• **YOUR GOAL**: Select the lines that contain "إسحاق" and copy each of them.

(Collection entries)

[Start]

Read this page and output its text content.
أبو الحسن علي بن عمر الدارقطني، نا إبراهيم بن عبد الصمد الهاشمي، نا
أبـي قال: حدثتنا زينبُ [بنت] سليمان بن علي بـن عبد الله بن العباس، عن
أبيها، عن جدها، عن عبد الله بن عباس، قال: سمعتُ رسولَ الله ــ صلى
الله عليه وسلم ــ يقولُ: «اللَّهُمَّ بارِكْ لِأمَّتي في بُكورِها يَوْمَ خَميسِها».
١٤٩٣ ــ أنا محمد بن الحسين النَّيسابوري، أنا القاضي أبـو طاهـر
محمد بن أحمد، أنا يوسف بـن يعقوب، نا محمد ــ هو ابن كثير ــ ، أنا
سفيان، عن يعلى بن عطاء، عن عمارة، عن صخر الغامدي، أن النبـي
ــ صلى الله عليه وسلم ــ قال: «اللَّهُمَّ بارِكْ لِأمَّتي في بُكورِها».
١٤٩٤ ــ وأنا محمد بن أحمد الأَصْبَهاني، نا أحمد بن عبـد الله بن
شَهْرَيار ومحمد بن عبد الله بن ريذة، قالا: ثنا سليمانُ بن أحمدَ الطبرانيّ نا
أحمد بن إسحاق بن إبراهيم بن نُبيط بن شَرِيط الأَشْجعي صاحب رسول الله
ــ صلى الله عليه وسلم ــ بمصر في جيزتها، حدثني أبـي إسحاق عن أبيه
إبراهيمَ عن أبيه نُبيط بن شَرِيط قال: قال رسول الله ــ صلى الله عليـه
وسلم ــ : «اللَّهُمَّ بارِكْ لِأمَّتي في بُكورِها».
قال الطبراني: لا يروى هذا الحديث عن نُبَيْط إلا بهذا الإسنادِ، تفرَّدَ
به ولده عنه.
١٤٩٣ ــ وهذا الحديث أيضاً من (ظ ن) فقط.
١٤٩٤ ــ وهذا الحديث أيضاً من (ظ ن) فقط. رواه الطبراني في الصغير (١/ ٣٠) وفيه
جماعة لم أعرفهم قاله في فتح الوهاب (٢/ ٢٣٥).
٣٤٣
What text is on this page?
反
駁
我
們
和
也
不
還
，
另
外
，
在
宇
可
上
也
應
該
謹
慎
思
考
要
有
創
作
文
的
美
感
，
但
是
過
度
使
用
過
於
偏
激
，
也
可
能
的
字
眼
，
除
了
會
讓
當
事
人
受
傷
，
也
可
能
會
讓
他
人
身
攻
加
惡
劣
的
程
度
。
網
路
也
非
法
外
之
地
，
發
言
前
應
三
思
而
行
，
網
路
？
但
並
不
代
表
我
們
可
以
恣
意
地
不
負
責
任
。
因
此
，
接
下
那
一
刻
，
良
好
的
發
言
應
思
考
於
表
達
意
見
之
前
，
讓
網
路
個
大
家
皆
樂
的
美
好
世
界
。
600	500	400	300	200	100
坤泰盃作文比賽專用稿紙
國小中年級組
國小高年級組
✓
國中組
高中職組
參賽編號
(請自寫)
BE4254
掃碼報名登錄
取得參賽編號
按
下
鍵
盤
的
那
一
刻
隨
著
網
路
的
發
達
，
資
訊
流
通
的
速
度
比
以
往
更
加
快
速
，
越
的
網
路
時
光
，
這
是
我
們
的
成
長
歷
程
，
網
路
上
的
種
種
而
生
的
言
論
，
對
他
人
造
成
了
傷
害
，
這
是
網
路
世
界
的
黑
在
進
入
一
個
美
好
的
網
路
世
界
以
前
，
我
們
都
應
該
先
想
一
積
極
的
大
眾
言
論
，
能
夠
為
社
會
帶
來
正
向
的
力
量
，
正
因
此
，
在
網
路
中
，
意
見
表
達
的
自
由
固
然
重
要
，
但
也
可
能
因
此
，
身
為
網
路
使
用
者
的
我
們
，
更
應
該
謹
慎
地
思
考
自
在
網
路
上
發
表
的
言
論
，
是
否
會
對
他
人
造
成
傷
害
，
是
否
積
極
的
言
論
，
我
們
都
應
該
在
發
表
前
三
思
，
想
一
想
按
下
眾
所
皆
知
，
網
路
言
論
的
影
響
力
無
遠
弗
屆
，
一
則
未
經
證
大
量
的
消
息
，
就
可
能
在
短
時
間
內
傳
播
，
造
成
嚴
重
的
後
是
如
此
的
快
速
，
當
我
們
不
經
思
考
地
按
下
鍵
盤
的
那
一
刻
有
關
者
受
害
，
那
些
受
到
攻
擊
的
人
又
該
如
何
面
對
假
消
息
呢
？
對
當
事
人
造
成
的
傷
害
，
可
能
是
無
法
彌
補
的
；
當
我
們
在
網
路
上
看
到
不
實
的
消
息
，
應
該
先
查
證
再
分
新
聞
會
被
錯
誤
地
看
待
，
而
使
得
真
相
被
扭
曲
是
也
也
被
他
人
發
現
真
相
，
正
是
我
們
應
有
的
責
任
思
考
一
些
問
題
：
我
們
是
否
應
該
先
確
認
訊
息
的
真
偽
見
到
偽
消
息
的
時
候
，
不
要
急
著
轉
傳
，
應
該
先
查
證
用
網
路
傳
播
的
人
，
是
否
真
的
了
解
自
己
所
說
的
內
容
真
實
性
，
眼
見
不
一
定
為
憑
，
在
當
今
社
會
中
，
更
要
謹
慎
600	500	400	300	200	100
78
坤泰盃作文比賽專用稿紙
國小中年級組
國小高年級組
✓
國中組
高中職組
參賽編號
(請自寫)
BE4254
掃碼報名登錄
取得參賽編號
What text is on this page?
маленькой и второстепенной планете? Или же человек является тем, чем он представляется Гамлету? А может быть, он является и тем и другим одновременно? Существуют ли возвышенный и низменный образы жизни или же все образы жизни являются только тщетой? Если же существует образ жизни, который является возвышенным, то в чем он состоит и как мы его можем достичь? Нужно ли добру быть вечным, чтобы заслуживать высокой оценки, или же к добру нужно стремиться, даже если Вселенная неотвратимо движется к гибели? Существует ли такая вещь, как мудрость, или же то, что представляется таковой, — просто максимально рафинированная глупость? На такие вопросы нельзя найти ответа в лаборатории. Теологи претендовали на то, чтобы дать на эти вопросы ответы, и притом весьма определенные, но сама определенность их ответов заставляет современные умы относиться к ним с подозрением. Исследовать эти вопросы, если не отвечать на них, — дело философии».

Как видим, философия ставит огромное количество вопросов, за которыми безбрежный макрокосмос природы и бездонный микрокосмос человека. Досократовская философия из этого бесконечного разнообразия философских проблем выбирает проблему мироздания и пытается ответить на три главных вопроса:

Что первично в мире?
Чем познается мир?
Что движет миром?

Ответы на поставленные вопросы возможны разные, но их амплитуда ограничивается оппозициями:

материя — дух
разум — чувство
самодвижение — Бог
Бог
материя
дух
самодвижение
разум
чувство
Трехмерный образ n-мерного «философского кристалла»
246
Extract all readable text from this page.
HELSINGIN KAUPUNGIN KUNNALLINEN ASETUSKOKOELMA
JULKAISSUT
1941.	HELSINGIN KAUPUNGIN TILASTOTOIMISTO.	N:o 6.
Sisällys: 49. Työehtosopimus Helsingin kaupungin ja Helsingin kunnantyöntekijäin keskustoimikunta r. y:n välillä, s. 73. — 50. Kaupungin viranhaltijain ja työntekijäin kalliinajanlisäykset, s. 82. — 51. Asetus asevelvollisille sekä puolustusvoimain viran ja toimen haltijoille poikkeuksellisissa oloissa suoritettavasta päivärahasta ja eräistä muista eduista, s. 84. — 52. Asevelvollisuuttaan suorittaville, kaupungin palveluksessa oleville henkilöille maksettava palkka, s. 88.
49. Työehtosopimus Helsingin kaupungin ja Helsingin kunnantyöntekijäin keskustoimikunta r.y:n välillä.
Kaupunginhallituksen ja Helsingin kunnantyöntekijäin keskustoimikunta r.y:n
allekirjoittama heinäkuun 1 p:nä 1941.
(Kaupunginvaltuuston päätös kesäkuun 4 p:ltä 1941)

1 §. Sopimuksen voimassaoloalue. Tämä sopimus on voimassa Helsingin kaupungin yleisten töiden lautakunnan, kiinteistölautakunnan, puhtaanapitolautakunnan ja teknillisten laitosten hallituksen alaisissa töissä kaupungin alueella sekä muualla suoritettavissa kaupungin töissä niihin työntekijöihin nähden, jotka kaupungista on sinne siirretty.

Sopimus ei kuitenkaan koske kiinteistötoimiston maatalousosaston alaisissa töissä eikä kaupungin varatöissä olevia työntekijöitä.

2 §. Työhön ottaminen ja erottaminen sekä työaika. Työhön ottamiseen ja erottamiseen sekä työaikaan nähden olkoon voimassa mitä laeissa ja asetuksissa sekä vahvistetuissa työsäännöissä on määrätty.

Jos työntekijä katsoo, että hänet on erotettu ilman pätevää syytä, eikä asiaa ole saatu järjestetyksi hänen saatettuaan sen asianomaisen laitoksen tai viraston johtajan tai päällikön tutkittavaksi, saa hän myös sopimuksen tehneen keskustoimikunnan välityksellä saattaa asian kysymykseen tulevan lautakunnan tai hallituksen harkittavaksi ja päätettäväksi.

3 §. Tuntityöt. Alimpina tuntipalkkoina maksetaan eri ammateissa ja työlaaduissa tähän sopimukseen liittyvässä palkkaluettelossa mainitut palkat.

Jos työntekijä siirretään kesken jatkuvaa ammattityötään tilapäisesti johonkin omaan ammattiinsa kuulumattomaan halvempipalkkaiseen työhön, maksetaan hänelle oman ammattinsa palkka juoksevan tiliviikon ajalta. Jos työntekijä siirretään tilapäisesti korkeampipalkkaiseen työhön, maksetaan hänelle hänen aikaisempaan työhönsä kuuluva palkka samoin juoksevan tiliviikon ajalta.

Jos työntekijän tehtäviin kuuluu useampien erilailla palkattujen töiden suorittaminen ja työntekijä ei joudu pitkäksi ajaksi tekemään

[End]

• **SOLVED PROBLEM**:
أحمد بن إسحاق بن إبراهيم بن نُبيط بن شَرِيط الأَشْجعي صاحب رسول الله
ــ صلى الله عليه وسلم ــ بمصر في جيزتها، حدثني أبـي إسحاق عن أبيه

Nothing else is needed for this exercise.